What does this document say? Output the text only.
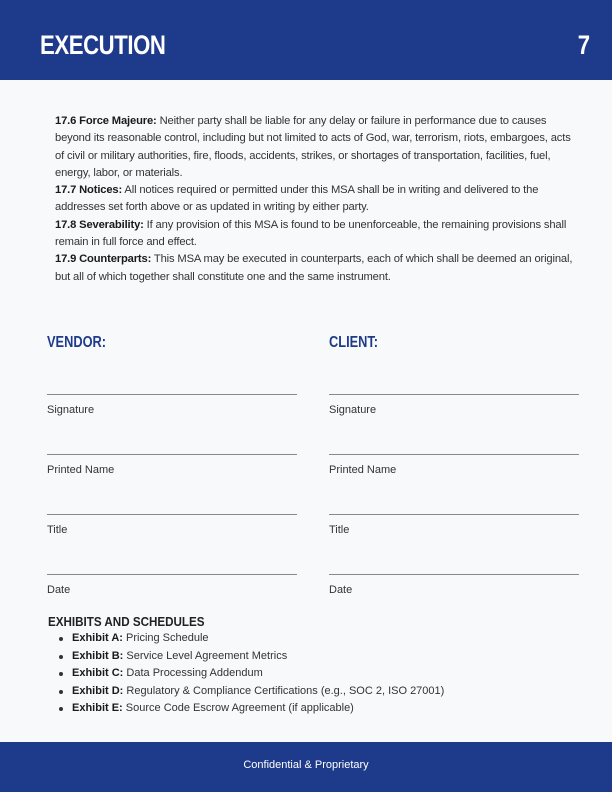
EXECUTION	7
17.6 Force Majeure: Neither party shall be liable for any delay or failure in performance due to causes beyond its reasonable control, including but not limited to acts of God, war, terrorism, riots, embargoes, acts of civil or military authorities, fire, floods, accidents, strikes, or shortages of transportation, facilities, fuel, energy, labor, or materials.
17.7 Notices: All notices required or permitted under this MSA shall be in writing and delivered to the addresses set forth above or as updated in writing by either party.
17.8 Severability: If any provision of this MSA is found to be unenforceable, the remaining provisions shall remain in full force and effect.
17.9 Counterparts: This MSA may be executed in counterparts, each of which shall be deemed an original, but all of which together shall constitute one and the same instrument.
VENDOR:
Signature
Printed Name
Title
Date
CLIENT:
Signature
Printed Name
Title
Date
EXHIBITS AND SCHEDULES
Exhibit A: Pricing Schedule
Exhibit B: Service Level Agreement Metrics
Exhibit C: Data Processing Addendum
Exhibit D: Regulatory & Compliance Certifications (e.g., SOC 2, ISO 27001)
Exhibit E: Source Code Escrow Agreement (if applicable)
Confidential & Proprietary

+ + + +

(Task to complete) Send back the data above word for word, with the pictures left out.

(Exercise output)
What does this document say? Output the text only.
EXECUTION	7
17.6 Force Majeure: Neither party shall be liable for any delay or failure in performance due to causes beyond its reasonable control, including but not limited to acts of God, war, terrorism, riots, embargoes, acts of civil or military authorities, fire, floods, accidents, strikes, or shortages of transportation, facilities, fuel, energy, labor, or materials.
17.7 Notices: All notices required or permitted under this MSA shall be in writing and delivered to the addresses set forth above or as updated in writing by either party.
17.8 Severability: If any provision of this MSA is found to be unenforceable, the remaining provisions shall remain in full force and effect.
17.9 Counterparts: This MSA may be executed in counterparts, each of which shall be deemed an original, but all of which together shall constitute one and the same instrument.
VENDOR:
Signature
Printed Name
Title
Date
CLIENT:
Signature
Printed Name
Title
Date
EXHIBITS AND SCHEDULES
Exhibit A: Pricing Schedule
Exhibit B: Service Level Agreement Metrics
Exhibit C: Data Processing Addendum
Exhibit D: Regulatory & Compliance Certifications (e.g., SOC 2, ISO 27001)
Exhibit E: Source Code Escrow Agreement (if applicable)
Confidential & Proprietary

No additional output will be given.